## Begin Selected excerpt
Beefy Boxes and Bandwidth Generously Provided by pair Networks
P is for Practical
 
PerlMonks  

Comment on

( #3333=superdoc: print w/ replies, xml ) Need Help??
OK, I think far too little attention has been devoted to the sexeger(tm) (coined just a while back, it was recently trademarked by a numbered company out of New York in 2001 as applied to computer software -- though I'm not sure who would try to market a product with a name like that! ;) ... Also a patent is pending in the United States -- what's confusing is the application talks about "artistic license" and has a strange demonic looking camel stamp in the applicant space - odd really.)

As is explained on an unnamed saints website and previously brought to the attention of the monks, sexeger are primarily useful as a way to increase the speed of regular expression matches. It is demonstrated that a speed increase of many orders of magnitude is possible through the proper application of sexeger.

However, others may simply find it useful, in cases where obfuscation is desired or they wish to make their code even less maintainable, a sort of perl programming poison pill strategy. It's easy to demonstrate your mastery by listing your code backward, but not _exactly_ backward. See in sexeger speak, regular expressions preserve their grouping and other logical elements while reversing the strings in each element and where appropriate ordering them likewise in reverse. An inappropriate reversal is the character class. Due to their commutative-like properties, there is no need to reverse these classes. A better obfuscation strategy would be to take reoccuring classes and randomly permute their elements so as to make them harder to decipher at first glance and/or break out into sub-expressions.
## End Selected excerpt
## Begin Dataset section
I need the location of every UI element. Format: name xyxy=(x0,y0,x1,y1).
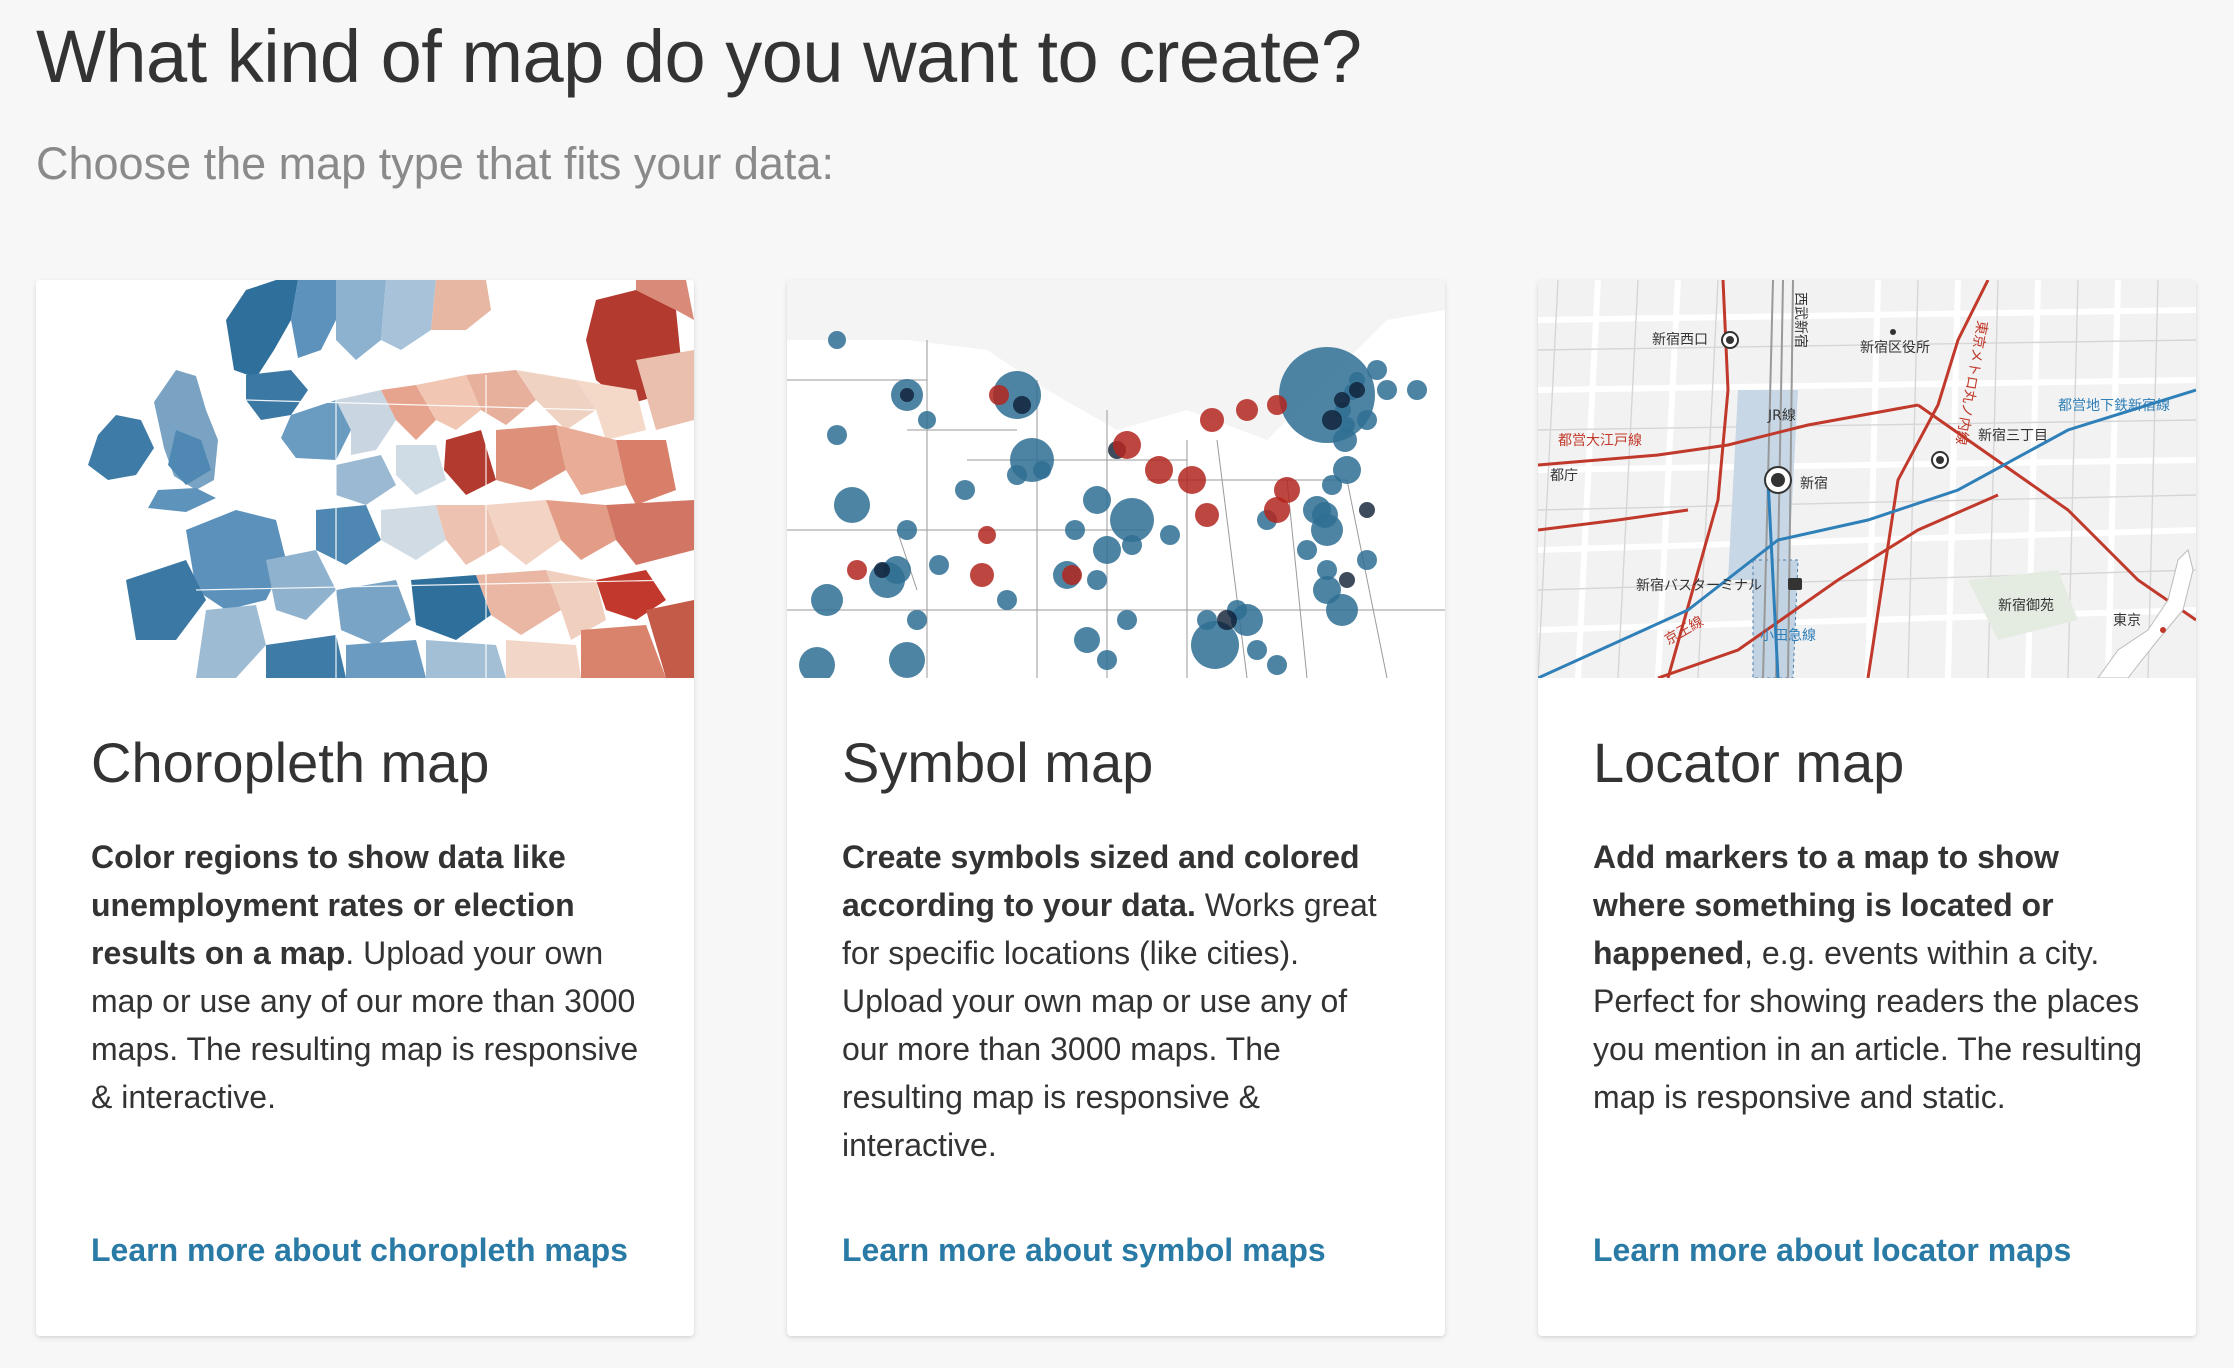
## End Dataset section
Work to be completed: Retype part of the sexeger post: begin at the words "However, others may" and stop after "out into sub-expressions.". Work only from the forum post about sexeger and ignore the material.

Result of this exercise:
However, others may simply find it useful, in cases where obfuscation is desired or they wish to make their code even less maintainable, a sort of perl programming poison pill strategy. It's easy to demonstrate your mastery by listing your code backward, but not _exactly_ backward. See in sexeger speak, regular expressions preserve their grouping and other logical elements while reversing the strings in each element and where appropriate ordering them likewise in reverse. An inappropriate reversal is the character class. Due to their commutative-like properties, there is no need to reverse these classes. A better obfuscation strategy would be to take reoccuring classes and randomly permute their elements so as to make them harder to decipher at first glance and/or break out into sub-expressions.